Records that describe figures
□ □ □ □
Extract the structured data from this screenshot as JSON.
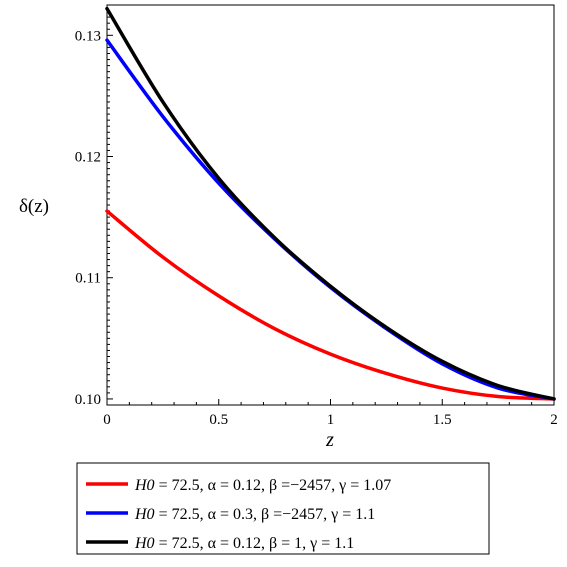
{
  "chart_data": {
    "type": "line",
    "xlabel": "z",
    "ylabel": "δ(z)",
    "xlim": [
      0,
      2
    ],
    "ylim": [
      0.0995,
      0.1325
    ],
    "xticks": [
      0,
      0.5,
      1,
      1.5,
      2
    ],
    "xtick_labels": [
      "0",
      "0.5",
      "1",
      "1.5",
      "2"
    ],
    "yticks": [
      0.1,
      0.11,
      0.12,
      0.13
    ],
    "ytick_labels": [
      "0.10",
      "0.11",
      "0.12",
      "0.13"
    ],
    "grid": false,
    "legend_position": "bottom",
    "series": [
      {
        "name": "H0 = 72.5, α = 0.12, β = −2457, γ = 1.07",
        "legend": {
          "param": "H0",
          "rest": " = 72.5, α = 0.12, β =−2457, γ = 1.07"
        },
        "color": "#ff0000",
        "x": [
          0,
          0.25,
          0.5,
          0.75,
          1.0,
          1.25,
          1.5,
          1.75,
          2.0
        ],
        "y": [
          0.1155,
          0.1117,
          0.1085,
          0.1058,
          0.1037,
          0.1021,
          0.1009,
          0.1002,
          0.1
        ]
      },
      {
        "name": "H0 = 72.5, α = 0.3, β = −2457, γ = 1.1",
        "legend": {
          "param": "H0",
          "rest": " = 72.5, α = 0.3, β =−2457, γ = 1.1"
        },
        "color": "#0000ff",
        "x": [
          0,
          0.25,
          0.5,
          0.75,
          1.0,
          1.25,
          1.5,
          1.75,
          2.0
        ],
        "y": [
          0.1296,
          0.1233,
          0.1178,
          0.1132,
          0.1092,
          0.1058,
          0.1029,
          0.1009,
          0.1
        ]
      },
      {
        "name": "H0 = 72.5, α = 0.12, β = 1, γ = 1.1",
        "legend": {
          "param": "H0",
          "rest": " = 72.5, α = 0.12, β = 1, γ = 1.1"
        },
        "color": "#000000",
        "x": [
          0,
          0.25,
          0.5,
          0.75,
          1.0,
          1.25,
          1.5,
          1.75,
          2.0
        ],
        "y": [
          0.1322,
          0.1245,
          0.1182,
          0.1133,
          0.1093,
          0.1059,
          0.1031,
          0.1011,
          0.1
        ]
      }
    ]
  }
}
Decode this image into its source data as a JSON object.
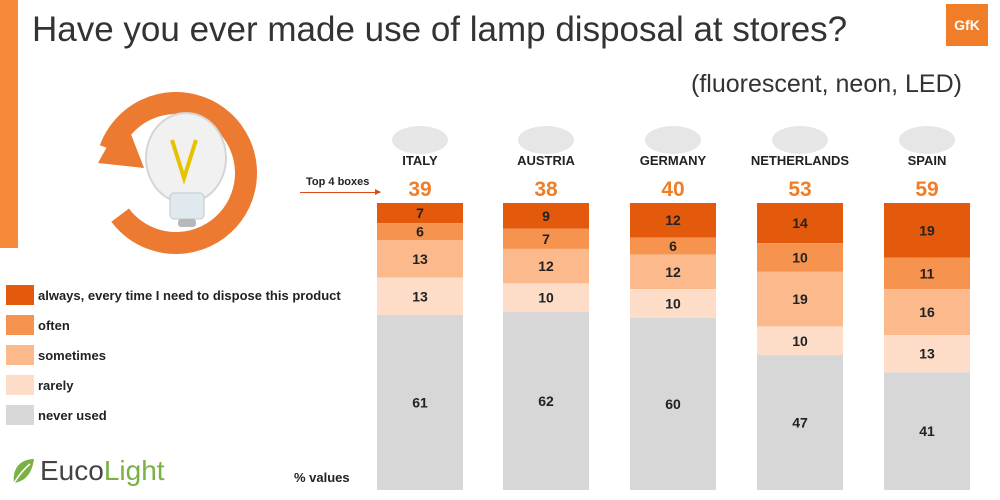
{
  "header": {
    "title": "Have you ever made use of lamp disposal at stores?",
    "subtitle": "(fluorescent, neon, LED)",
    "brand": "GfK"
  },
  "footer": {
    "logo_text_a": "Euco",
    "logo_text_b": "Light",
    "units_note": "% values",
    "top4_label": "Top 4 boxes"
  },
  "colors": {
    "always": "#e35a0c",
    "often": "#f6944f",
    "sometimes": "#fbb98c",
    "rarely": "#fdddc8",
    "never": "#d7d7d7",
    "accent": "#f07d28"
  },
  "chart_data": {
    "type": "bar",
    "stacked": true,
    "categories": [
      "ITALY",
      "AUSTRIA",
      "GERMANY",
      "NETHERLANDS",
      "SPAIN"
    ],
    "top4": [
      39,
      38,
      40,
      53,
      59
    ],
    "series": [
      {
        "name": "always, every time I need to dispose this product",
        "key": "always",
        "values": [
          7,
          9,
          12,
          14,
          19
        ]
      },
      {
        "name": "often",
        "key": "often",
        "values": [
          6,
          7,
          6,
          10,
          11
        ]
      },
      {
        "name": "sometimes",
        "key": "sometimes",
        "values": [
          13,
          12,
          12,
          19,
          16
        ]
      },
      {
        "name": "rarely",
        "key": "rarely",
        "values": [
          13,
          10,
          10,
          10,
          13
        ]
      },
      {
        "name": "never used",
        "key": "never",
        "values": [
          61,
          62,
          60,
          47,
          41
        ]
      }
    ],
    "ylim": [
      0,
      100
    ],
    "legend_position": "left"
  }
}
□ □ □ □
* **THE EXERCISE**
Copy all the lines of data exactly as they appear, dropping any images.

* **FULL OUTPUT**
Extract the structured data from this screenshot as JSON.
{
  "chart_data": {
    "type": "line",
    "xlabel": "z",
    "ylabel": "δ(z)",
    "xlim": [
      0,
      2
    ],
    "ylim": [
      0.0995,
      0.1325
    ],
    "xticks": [
      0,
      0.5,
      1,
      1.5,
      2
    ],
    "xtick_labels": [
      "0",
      "0.5",
      "1",
      "1.5",
      "2"
    ],
    "yticks": [
      0.1,
      0.11,
      0.12,
      0.13
    ],
    "ytick_labels": [
      "0.10",
      "0.11",
      "0.12",
      "0.13"
    ],
    "grid": false,
    "legend_position": "bottom",
    "series": [
      {
        "name": "H0 = 72.5, α = 0.12, β = −2457, γ = 1.07",
        "legend": {
          "param": "H0",
          "rest": " = 72.5, α = 0.12, β =−2457, γ = 1.07"
        },
        "color": "#ff0000",
        "x": [
          0,
          0.25,
          0.5,
          0.75,
          1.0,
          1.25,
          1.5,
          1.75,
          2.0
        ],
        "y": [
          0.1155,
          0.1117,
          0.1085,
          0.1058,
          0.1037,
          0.1021,
          0.1009,
          0.1002,
          0.1
        ]
      },
      {
        "name": "H0 = 72.5, α = 0.3, β = −2457, γ = 1.1",
        "legend": {
          "param": "H0",
          "rest": " = 72.5, α = 0.3, β =−2457, γ = 1.1"
        },
        "color": "#0000ff",
        "x": [
          0,
          0.25,
          0.5,
          0.75,
          1.0,
          1.25,
          1.5,
          1.75,
          2.0
        ],
        "y": [
          0.1296,
          0.1233,
          0.1178,
          0.1132,
          0.1092,
          0.1058,
          0.1029,
          0.1009,
          0.1
        ]
      },
      {
        "name": "H0 = 72.5, α = 0.12, β = 1, γ = 1.1",
        "legend": {
          "param": "H0",
          "rest": " = 72.5, α = 0.12, β = 1, γ = 1.1"
        },
        "color": "#000000",
        "x": [
          0,
          0.25,
          0.5,
          0.75,
          1.0,
          1.25,
          1.5,
          1.75,
          2.0
        ],
        "y": [
          0.1322,
          0.1245,
          0.1182,
          0.1133,
          0.1093,
          0.1059,
          0.1031,
          0.1011,
          0.1
        ]
      }
    ]
  }
}
Decode this image into its source data as a JSON object.
{
  "header": {
    "title": "Have you ever made use of lamp disposal at stores?",
    "subtitle": "(fluorescent, neon, LED)",
    "brand": "GfK"
  },
  "footer": {
    "logo_text_a": "Euco",
    "logo_text_b": "Light",
    "units_note": "% values",
    "top4_label": "Top 4 boxes"
  },
  "colors": {
    "always": "#e35a0c",
    "often": "#f6944f",
    "sometimes": "#fbb98c",
    "rarely": "#fdddc8",
    "never": "#d7d7d7",
    "accent": "#f07d28"
  },
  "chart_data": {
    "type": "bar",
    "stacked": true,
    "categories": [
      "ITALY",
      "AUSTRIA",
      "GERMANY",
      "NETHERLANDS",
      "SPAIN"
    ],
    "top4": [
      39,
      38,
      40,
      53,
      59
    ],
    "series": [
      {
        "name": "always, every time I need to dispose this product",
        "key": "always",
        "values": [
          7,
          9,
          12,
          14,
          19
        ]
      },
      {
        "name": "often",
        "key": "often",
        "values": [
          6,
          7,
          6,
          10,
          11
        ]
      },
      {
        "name": "sometimes",
        "key": "sometimes",
        "values": [
          13,
          12,
          12,
          19,
          16
        ]
      },
      {
        "name": "rarely",
        "key": "rarely",
        "values": [
          13,
          10,
          10,
          10,
          13
        ]
      },
      {
        "name": "never used",
        "key": "never",
        "values": [
          61,
          62,
          60,
          47,
          41
        ]
      }
    ],
    "ylim": [
      0,
      100
    ],
    "legend_position": "left"
  }
}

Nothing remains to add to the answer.